— Start of Records for the exercise —
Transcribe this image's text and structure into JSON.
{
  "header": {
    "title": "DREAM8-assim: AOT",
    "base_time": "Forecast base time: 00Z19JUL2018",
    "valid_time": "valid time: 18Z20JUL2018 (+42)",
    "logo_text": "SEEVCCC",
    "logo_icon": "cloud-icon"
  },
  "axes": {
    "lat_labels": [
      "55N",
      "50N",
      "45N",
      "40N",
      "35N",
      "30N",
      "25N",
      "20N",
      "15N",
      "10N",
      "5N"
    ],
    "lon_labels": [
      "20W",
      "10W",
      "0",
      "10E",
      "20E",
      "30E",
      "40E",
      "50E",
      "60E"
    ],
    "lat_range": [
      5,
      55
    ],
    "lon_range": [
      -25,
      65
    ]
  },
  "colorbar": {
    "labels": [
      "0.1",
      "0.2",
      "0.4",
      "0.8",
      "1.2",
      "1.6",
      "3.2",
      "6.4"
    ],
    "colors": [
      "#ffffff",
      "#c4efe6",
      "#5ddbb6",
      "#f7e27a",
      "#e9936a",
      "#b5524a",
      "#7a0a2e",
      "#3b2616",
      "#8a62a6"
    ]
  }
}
— End of Records for the exercise —
— Start of Records for the exercise —
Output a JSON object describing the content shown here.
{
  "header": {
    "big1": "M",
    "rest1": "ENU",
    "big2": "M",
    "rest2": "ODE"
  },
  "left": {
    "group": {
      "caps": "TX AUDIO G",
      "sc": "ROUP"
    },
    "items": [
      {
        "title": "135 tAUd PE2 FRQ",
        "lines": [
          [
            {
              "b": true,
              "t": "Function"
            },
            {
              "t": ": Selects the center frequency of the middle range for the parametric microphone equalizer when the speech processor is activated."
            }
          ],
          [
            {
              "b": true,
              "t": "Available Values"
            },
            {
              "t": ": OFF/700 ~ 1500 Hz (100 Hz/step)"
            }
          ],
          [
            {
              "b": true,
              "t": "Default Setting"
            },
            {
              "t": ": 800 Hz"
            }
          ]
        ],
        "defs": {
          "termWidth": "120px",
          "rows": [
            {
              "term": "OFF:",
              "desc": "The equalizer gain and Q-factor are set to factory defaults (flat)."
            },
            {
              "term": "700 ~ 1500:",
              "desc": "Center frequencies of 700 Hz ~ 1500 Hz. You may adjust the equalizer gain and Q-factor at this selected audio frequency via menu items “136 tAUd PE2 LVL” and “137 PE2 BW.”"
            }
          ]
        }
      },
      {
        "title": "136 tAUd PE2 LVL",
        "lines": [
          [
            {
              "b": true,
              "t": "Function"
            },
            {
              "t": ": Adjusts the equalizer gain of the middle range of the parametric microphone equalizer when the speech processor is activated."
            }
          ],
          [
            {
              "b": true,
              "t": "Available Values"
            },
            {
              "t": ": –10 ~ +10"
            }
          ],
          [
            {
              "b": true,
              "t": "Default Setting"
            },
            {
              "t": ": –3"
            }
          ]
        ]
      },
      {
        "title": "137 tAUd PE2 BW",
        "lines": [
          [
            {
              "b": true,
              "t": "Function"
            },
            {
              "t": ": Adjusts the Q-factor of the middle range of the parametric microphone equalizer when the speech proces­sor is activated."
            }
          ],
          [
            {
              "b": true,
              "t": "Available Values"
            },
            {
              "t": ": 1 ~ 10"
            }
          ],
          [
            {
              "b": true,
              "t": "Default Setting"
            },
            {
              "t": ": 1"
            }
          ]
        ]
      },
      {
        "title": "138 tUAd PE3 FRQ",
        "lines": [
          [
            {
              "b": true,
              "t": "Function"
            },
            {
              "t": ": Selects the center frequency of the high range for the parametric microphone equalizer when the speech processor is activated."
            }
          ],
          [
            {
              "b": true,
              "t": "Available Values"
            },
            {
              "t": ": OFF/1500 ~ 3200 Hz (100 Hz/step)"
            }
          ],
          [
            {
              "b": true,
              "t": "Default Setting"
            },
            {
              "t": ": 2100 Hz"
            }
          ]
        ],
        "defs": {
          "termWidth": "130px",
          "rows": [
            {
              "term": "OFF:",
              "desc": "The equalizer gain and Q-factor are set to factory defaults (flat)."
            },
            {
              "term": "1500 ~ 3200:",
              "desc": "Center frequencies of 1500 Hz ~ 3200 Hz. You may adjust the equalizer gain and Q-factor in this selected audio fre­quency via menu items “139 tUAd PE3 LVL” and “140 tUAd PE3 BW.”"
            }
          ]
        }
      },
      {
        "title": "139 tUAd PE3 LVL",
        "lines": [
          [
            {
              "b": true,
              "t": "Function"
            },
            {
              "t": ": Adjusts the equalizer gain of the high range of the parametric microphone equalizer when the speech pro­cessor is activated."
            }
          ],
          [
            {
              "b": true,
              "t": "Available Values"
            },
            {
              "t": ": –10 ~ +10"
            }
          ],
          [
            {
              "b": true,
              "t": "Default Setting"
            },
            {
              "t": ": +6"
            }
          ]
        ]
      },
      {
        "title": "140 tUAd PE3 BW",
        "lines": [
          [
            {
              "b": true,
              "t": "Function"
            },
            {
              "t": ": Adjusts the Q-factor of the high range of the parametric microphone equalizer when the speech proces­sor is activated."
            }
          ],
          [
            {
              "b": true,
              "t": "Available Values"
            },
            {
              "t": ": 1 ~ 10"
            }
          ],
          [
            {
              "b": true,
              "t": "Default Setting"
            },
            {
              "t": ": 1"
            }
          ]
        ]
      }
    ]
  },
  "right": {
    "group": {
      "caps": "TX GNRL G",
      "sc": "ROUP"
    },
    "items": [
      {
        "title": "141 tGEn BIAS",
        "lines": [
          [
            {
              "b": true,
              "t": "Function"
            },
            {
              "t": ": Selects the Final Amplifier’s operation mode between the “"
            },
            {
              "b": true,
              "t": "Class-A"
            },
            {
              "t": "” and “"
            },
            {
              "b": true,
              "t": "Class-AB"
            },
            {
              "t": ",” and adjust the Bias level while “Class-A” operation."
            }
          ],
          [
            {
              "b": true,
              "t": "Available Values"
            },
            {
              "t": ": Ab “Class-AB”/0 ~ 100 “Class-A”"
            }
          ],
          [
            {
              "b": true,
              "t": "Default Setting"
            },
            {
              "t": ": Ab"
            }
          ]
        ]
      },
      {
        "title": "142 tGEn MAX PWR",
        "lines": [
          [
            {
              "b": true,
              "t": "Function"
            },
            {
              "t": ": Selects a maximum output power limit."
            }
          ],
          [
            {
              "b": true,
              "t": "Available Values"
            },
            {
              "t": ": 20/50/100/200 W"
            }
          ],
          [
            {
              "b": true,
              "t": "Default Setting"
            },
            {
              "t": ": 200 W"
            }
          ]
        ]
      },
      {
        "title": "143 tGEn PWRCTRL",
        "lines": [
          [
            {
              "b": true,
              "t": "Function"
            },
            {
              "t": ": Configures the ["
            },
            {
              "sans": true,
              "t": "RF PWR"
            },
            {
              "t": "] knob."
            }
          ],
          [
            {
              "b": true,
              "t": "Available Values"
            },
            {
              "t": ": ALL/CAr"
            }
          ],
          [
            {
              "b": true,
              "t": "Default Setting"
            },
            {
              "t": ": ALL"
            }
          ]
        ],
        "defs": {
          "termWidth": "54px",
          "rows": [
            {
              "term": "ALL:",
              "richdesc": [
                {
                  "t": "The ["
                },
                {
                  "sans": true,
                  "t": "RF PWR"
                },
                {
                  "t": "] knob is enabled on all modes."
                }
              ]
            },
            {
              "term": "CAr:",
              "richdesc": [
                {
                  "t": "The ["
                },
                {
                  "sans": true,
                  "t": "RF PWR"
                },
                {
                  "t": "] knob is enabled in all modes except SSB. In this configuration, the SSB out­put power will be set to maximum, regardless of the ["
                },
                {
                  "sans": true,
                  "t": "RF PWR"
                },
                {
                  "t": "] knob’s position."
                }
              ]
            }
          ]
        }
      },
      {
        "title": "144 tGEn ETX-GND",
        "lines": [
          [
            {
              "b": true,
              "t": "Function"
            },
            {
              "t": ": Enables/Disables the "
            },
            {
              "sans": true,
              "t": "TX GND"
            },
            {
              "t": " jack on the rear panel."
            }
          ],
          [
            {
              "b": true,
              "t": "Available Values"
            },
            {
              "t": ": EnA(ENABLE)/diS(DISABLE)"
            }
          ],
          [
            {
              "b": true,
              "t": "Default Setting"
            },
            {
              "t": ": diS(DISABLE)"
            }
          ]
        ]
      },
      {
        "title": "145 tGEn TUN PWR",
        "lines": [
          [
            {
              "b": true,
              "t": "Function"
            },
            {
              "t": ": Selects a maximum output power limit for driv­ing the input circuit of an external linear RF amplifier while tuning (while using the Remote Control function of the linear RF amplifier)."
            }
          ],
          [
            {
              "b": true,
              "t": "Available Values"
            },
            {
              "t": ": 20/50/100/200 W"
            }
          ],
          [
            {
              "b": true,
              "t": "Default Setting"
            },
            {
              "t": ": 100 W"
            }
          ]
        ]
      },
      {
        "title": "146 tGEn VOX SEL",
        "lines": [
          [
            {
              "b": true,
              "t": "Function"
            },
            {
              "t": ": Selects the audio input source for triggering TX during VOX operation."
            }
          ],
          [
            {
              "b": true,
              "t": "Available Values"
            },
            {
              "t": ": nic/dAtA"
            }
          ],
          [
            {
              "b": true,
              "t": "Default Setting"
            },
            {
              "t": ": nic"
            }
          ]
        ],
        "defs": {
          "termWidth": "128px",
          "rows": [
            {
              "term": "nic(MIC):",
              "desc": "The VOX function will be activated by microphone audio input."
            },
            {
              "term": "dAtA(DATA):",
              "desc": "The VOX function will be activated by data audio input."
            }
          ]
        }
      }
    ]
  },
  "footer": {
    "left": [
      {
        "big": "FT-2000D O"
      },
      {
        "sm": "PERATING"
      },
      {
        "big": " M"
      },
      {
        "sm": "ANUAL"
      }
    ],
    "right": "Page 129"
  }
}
— End of Records for the exercise —
— Start of Records for the exercise —
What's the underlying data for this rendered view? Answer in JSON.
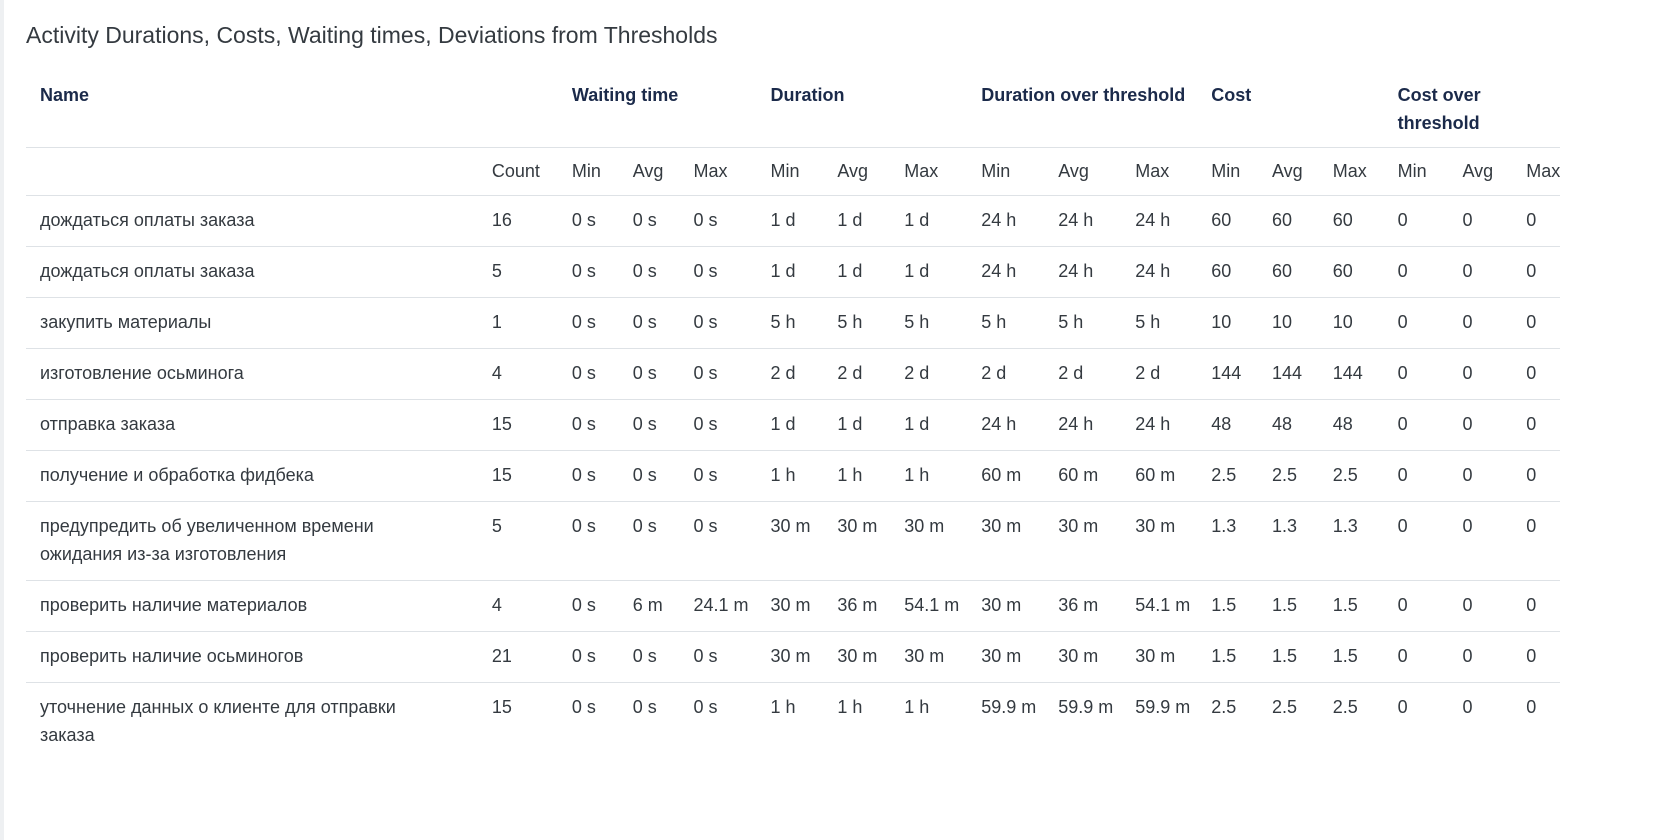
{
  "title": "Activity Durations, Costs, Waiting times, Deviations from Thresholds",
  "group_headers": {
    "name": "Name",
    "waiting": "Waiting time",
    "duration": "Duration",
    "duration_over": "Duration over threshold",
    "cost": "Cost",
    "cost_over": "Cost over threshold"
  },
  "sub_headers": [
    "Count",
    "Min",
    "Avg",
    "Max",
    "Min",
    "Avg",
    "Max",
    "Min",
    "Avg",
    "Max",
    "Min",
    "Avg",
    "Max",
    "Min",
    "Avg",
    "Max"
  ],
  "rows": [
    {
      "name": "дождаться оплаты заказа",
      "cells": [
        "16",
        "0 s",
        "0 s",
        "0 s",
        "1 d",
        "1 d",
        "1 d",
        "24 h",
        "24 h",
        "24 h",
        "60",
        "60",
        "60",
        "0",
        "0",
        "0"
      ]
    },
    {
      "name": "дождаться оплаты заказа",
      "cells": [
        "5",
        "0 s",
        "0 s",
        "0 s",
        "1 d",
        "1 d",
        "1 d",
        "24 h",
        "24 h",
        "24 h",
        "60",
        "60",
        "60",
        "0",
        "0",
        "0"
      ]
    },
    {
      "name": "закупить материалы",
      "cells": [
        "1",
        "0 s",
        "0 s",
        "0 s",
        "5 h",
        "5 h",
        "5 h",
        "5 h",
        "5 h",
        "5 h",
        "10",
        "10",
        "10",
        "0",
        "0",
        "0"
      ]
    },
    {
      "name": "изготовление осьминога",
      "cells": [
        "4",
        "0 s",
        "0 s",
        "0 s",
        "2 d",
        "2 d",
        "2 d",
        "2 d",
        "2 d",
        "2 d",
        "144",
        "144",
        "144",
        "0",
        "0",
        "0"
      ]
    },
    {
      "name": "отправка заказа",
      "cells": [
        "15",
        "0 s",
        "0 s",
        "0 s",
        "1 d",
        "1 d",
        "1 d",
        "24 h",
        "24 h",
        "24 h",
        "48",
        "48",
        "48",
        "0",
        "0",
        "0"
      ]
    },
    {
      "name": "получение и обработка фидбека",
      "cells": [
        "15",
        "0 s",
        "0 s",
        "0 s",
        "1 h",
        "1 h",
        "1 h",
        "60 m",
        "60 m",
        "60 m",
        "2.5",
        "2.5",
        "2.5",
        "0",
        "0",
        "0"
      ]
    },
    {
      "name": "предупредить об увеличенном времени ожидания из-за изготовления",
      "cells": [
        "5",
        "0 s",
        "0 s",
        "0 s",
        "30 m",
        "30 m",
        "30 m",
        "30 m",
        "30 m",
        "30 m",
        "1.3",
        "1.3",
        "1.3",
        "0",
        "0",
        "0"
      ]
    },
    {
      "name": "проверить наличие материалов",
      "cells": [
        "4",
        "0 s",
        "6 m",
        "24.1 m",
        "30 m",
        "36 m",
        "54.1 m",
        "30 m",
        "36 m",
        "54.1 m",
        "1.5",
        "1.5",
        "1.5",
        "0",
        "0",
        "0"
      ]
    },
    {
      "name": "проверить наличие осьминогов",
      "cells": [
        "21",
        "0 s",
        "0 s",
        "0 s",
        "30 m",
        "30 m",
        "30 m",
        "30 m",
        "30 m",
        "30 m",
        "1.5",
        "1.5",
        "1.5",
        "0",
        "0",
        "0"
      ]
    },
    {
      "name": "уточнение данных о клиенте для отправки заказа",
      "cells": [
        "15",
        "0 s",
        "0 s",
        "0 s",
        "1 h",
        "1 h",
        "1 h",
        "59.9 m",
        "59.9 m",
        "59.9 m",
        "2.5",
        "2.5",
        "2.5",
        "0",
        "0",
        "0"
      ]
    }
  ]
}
— End of Records for the exercise —
__Stated problem__
Work out how many lines of the listing above include the word "power". Report only the number.

__Task result__
3